#### Records to use:
---+---

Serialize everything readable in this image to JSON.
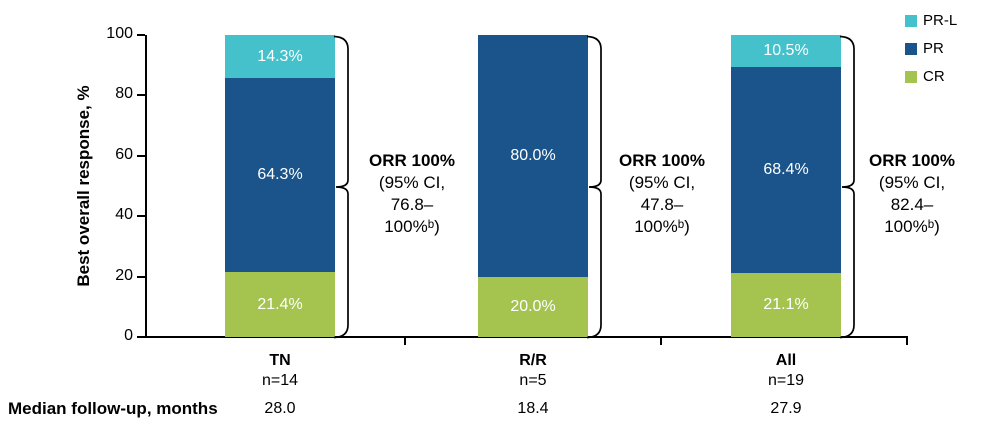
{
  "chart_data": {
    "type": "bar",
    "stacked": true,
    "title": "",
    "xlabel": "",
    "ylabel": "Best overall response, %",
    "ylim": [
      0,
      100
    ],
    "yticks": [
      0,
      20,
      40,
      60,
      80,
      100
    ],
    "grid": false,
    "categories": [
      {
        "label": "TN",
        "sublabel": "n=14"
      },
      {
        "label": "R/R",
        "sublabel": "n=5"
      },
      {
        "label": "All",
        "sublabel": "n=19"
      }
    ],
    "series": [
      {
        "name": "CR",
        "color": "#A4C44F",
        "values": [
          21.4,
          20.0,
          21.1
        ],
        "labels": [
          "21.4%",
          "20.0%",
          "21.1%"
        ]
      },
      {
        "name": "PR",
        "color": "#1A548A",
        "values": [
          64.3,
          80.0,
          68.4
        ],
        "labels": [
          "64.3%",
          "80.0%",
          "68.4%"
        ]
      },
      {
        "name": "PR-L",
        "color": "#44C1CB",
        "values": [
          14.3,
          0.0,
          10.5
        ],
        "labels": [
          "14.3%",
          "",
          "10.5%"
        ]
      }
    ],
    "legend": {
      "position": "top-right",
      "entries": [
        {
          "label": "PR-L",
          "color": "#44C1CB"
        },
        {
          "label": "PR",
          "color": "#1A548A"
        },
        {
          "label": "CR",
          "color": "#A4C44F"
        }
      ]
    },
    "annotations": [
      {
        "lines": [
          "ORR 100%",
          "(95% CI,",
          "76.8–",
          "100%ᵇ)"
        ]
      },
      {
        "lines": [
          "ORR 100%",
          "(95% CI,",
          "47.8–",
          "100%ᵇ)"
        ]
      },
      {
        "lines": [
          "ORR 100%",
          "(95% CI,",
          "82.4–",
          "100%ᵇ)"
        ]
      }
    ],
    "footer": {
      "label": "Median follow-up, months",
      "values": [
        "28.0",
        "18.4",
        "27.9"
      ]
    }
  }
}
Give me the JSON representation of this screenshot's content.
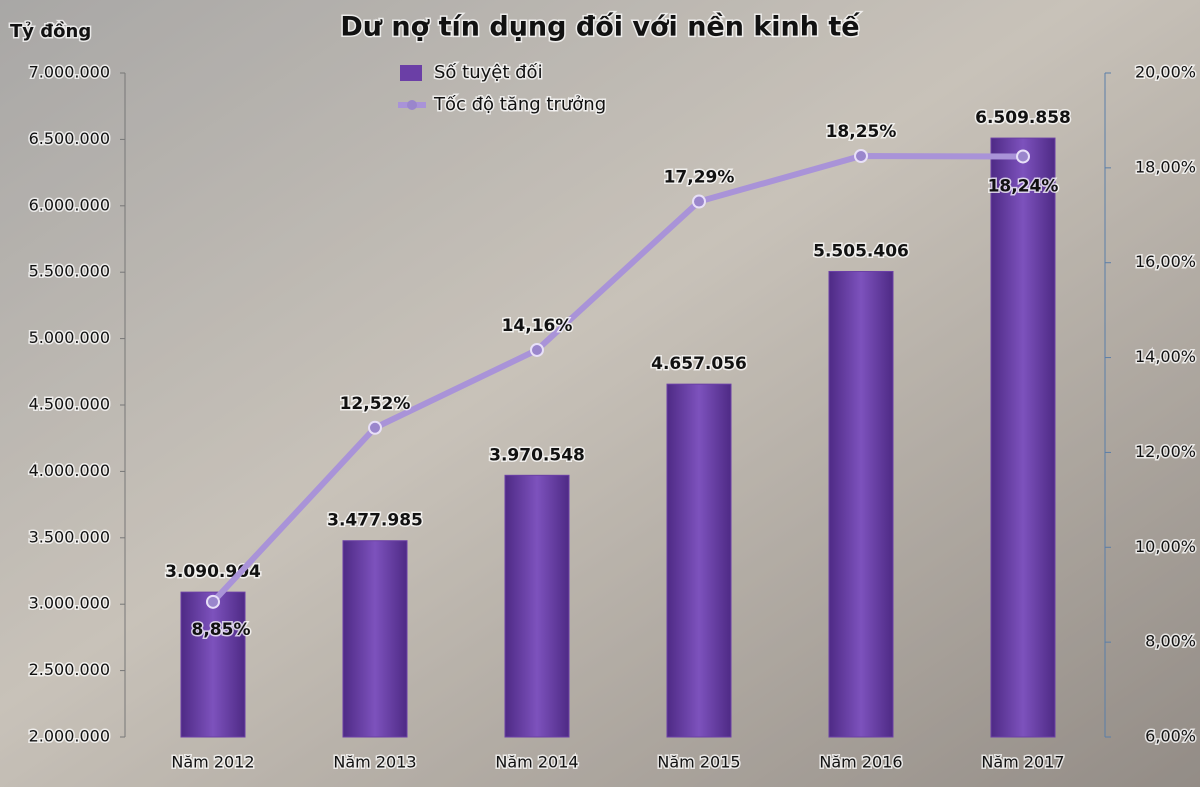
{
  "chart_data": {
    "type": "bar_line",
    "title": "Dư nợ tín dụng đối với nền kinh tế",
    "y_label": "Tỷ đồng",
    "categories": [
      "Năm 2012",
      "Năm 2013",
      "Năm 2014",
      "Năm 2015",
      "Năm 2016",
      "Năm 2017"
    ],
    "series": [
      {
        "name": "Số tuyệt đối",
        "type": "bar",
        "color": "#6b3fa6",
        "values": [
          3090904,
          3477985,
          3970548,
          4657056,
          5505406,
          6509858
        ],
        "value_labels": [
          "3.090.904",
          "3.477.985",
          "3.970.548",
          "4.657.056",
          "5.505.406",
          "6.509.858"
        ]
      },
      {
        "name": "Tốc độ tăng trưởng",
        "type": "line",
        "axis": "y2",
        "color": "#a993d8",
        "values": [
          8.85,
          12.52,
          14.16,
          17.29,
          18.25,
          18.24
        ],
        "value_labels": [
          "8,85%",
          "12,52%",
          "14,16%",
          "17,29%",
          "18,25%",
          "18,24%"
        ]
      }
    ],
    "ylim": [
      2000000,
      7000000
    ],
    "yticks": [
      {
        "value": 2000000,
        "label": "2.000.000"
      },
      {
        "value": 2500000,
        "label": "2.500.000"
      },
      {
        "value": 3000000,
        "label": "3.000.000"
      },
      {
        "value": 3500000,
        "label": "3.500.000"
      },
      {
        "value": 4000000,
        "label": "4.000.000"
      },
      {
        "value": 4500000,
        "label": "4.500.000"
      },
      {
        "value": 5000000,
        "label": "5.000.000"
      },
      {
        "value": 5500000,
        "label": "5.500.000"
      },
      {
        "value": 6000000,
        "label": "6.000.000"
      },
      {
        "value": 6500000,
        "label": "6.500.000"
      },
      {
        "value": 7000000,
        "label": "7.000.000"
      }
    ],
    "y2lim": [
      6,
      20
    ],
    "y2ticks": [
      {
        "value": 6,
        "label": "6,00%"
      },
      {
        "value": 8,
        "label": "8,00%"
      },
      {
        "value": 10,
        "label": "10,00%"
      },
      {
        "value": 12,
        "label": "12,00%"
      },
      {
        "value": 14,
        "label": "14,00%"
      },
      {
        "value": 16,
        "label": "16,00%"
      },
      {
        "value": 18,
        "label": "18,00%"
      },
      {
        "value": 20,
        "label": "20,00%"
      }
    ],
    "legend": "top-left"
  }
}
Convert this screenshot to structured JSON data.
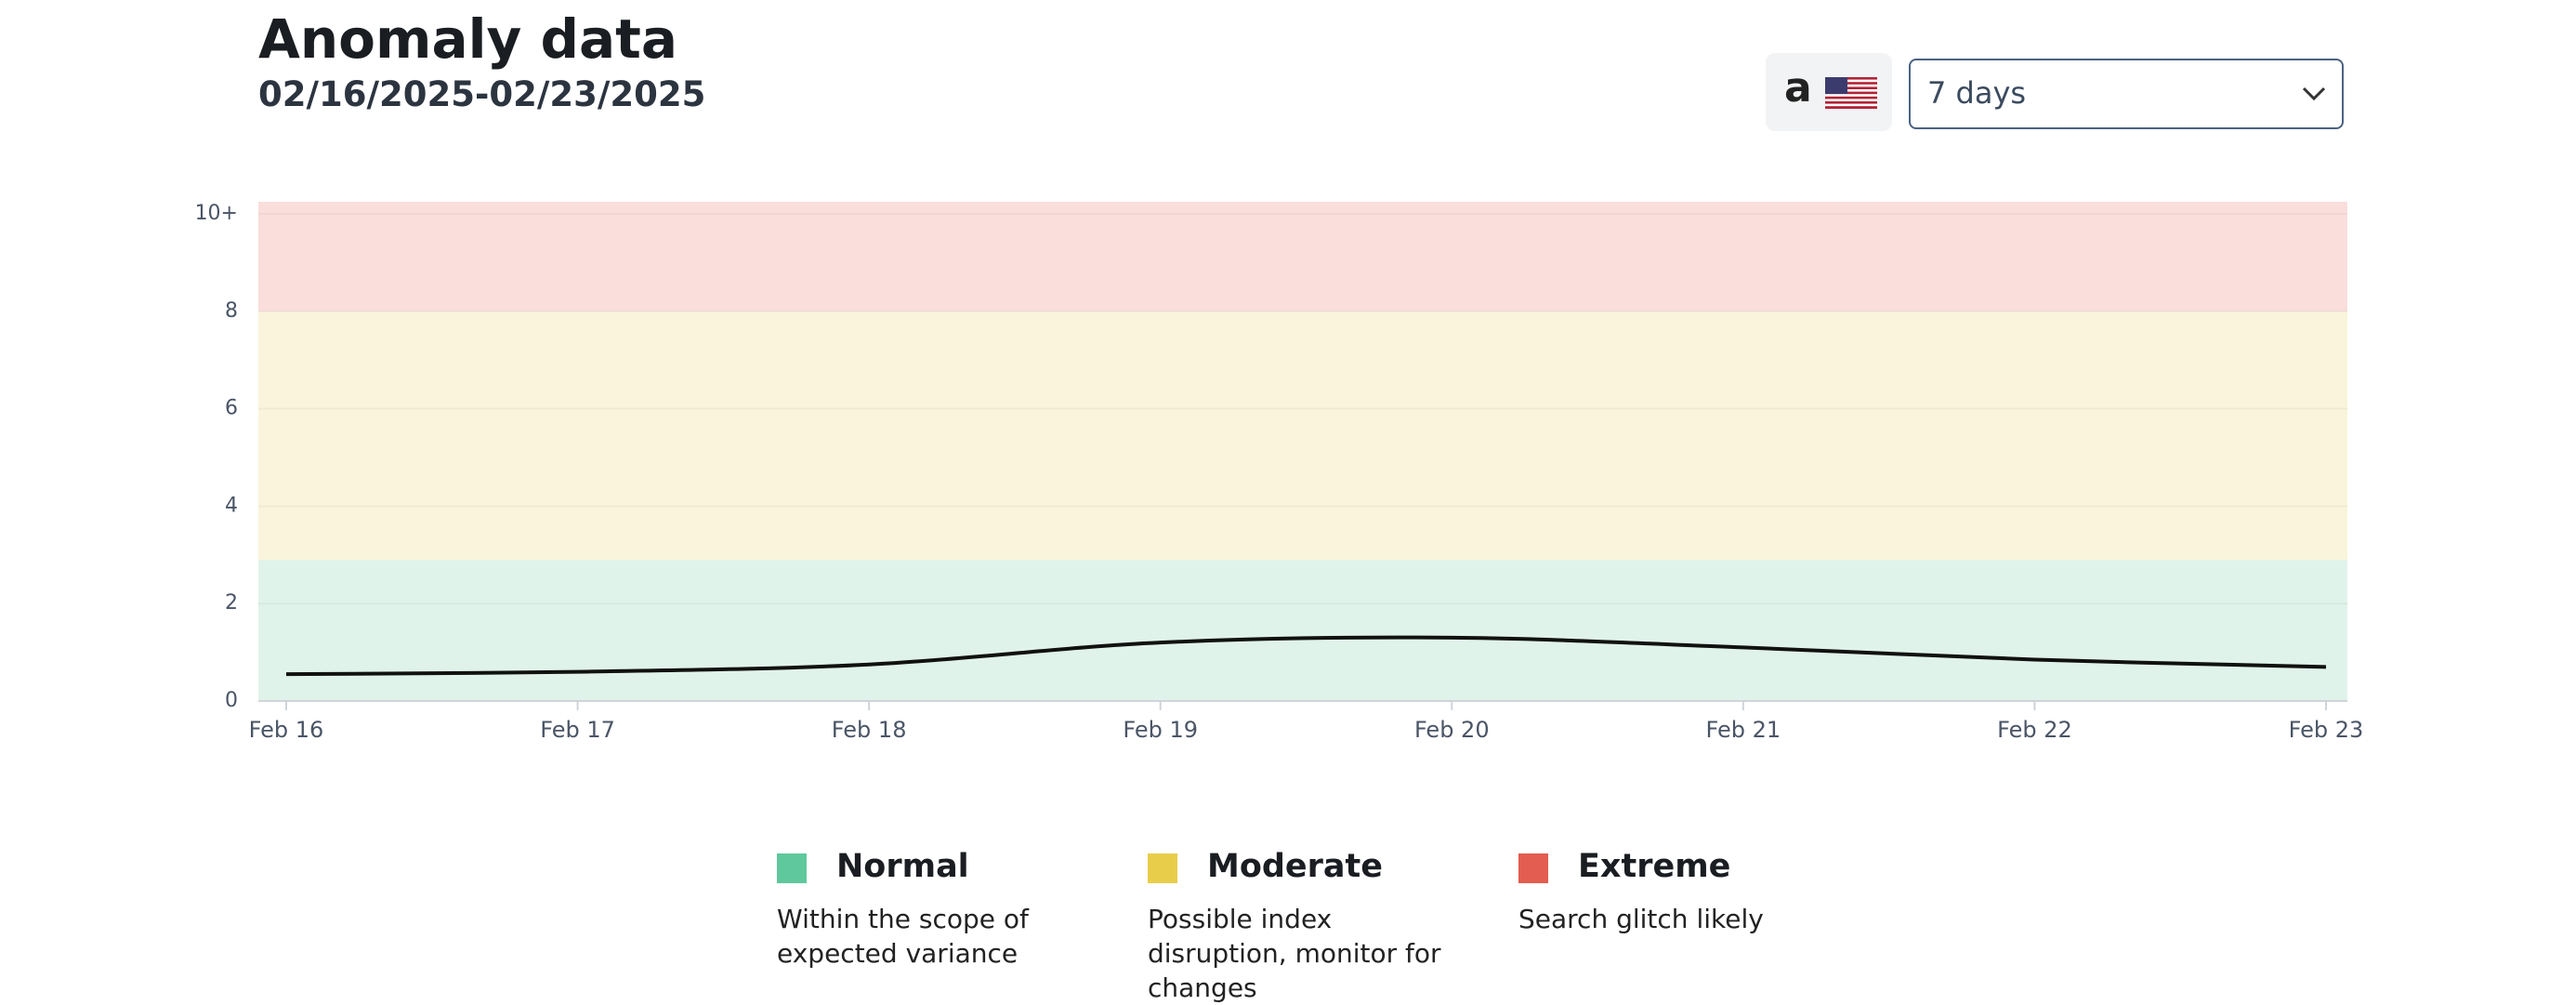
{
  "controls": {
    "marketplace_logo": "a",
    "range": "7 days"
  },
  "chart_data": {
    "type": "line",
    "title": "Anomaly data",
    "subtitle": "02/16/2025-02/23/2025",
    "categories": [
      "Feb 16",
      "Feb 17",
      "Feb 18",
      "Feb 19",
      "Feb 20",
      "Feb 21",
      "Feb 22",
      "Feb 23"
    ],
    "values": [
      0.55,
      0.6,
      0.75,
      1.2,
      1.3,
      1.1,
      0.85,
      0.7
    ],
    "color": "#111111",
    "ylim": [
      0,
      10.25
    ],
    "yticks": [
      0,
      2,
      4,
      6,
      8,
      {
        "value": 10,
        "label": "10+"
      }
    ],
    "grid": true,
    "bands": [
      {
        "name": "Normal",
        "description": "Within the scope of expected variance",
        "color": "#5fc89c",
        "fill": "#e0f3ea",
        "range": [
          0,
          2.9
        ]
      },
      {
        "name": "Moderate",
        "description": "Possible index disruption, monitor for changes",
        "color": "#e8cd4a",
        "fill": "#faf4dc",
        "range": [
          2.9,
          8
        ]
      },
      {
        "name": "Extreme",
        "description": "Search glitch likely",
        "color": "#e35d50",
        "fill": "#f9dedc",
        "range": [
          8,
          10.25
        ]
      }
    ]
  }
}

---+---

#### Directions:
Point out every line holding the string "sublabel" and copy it.

#### Task solution:
        "sublabel": "n=14"
        "sublabel": "n=5"
        "sublabel": "n=19"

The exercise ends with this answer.